>> begin RECORDS

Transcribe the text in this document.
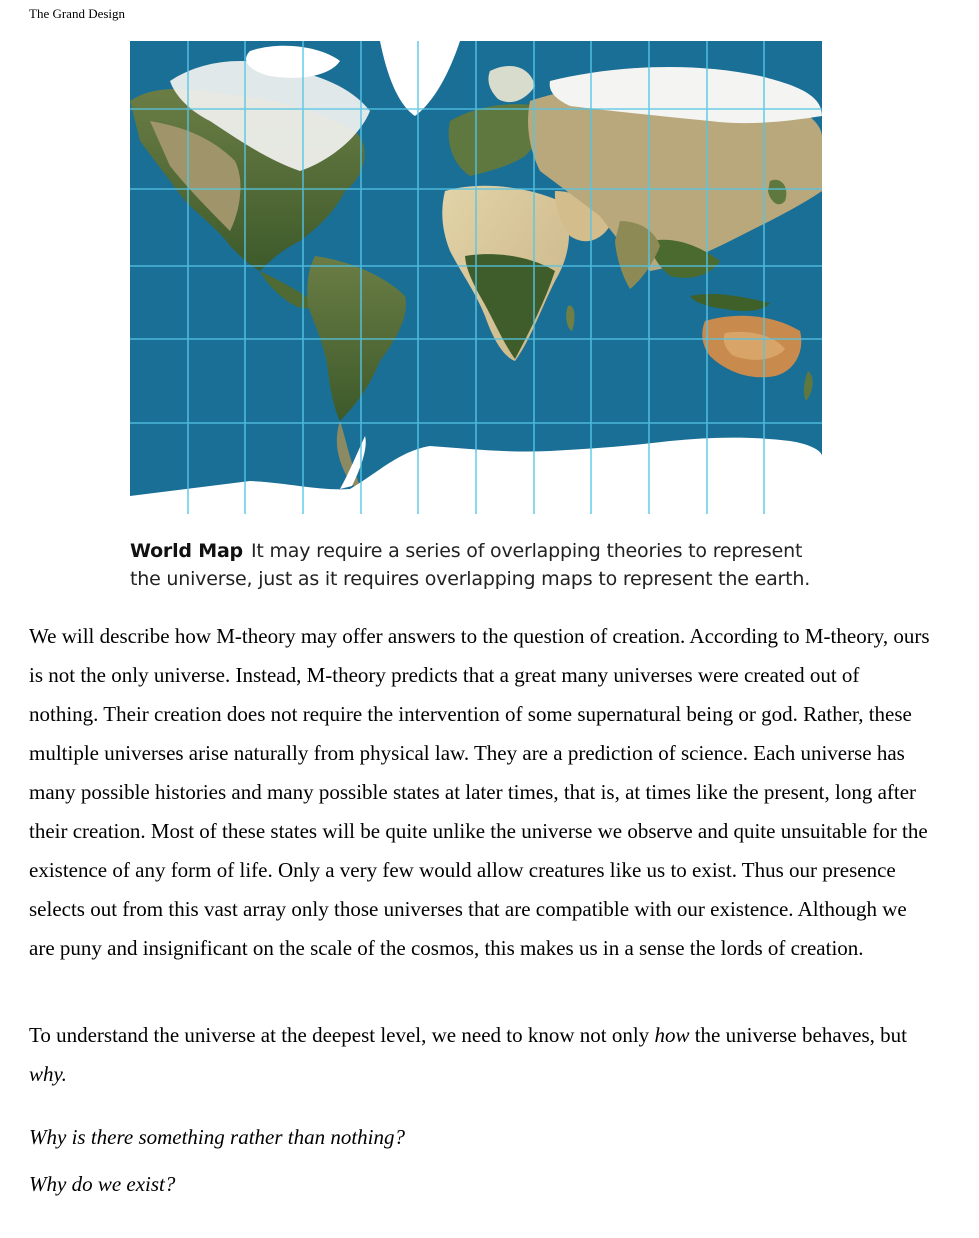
The Grand Design
World Map It may require a series of overlapping theories to represent the universe, just as it requires overlapping maps to represent the earth.

We will describe how M-theory may offer answers to the question of creation. According to M-theory, ours is not the only universe. Instead, M-theory predicts that a great many universes were created out of nothing. Their creation does not require the intervention of some supernatural being or god. Rather, these multiple universes arise naturally from physical law. They are a prediction of science. Each universe has many possible histories and many possible states at later times, that is, at times like the present, long after their creation. Most of these states will be quite unlike the universe we observe and quite unsuitable for the existence of any form of life. Only a very few would allow creatures like us to exist. Thus our presence selects out from this vast array only those universes that are compatible with our existence. Although we are puny and insignificant on the scale of the cosmos, this makes us in a sense the lords of creation.

To understand the universe at the deepest level, we need to know not only how the universe behaves, but why.

Why is there something rather than nothing?

Why do we exist?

>> end RECORDS

** WRITTEN PROBLEM **
Leave the images out, please, and restate each line word for word.

** EXERCISE OUTPUT **
Transcribe the text in this document.
The Grand Design
World Map It may require a series of overlapping theories to represent the universe, just as it requires overlapping maps to represent the earth.

We will describe how M-theory may offer answers to the question of creation. According to M-theory, ours is not the only universe. Instead, M-theory predicts that a great many universes were created out of nothing. Their creation does not require the intervention of some supernatural being or god. Rather, these multiple universes arise naturally from physical law. They are a prediction of science. Each universe has many possible histories and many possible states at later times, that is, at times like the present, long after their creation. Most of these states will be quite unlike the universe we observe and quite unsuitable for the existence of any form of life. Only a very few would allow creatures like us to exist. Thus our presence selects out from this vast array only those universes that are compatible with our existence. Although we are puny and insignificant on the scale of the cosmos, this makes us in a sense the lords of creation.

To understand the universe at the deepest level, we need to know not only how the universe behaves, but why.

Why is there something rather than nothing?

Why do we exist?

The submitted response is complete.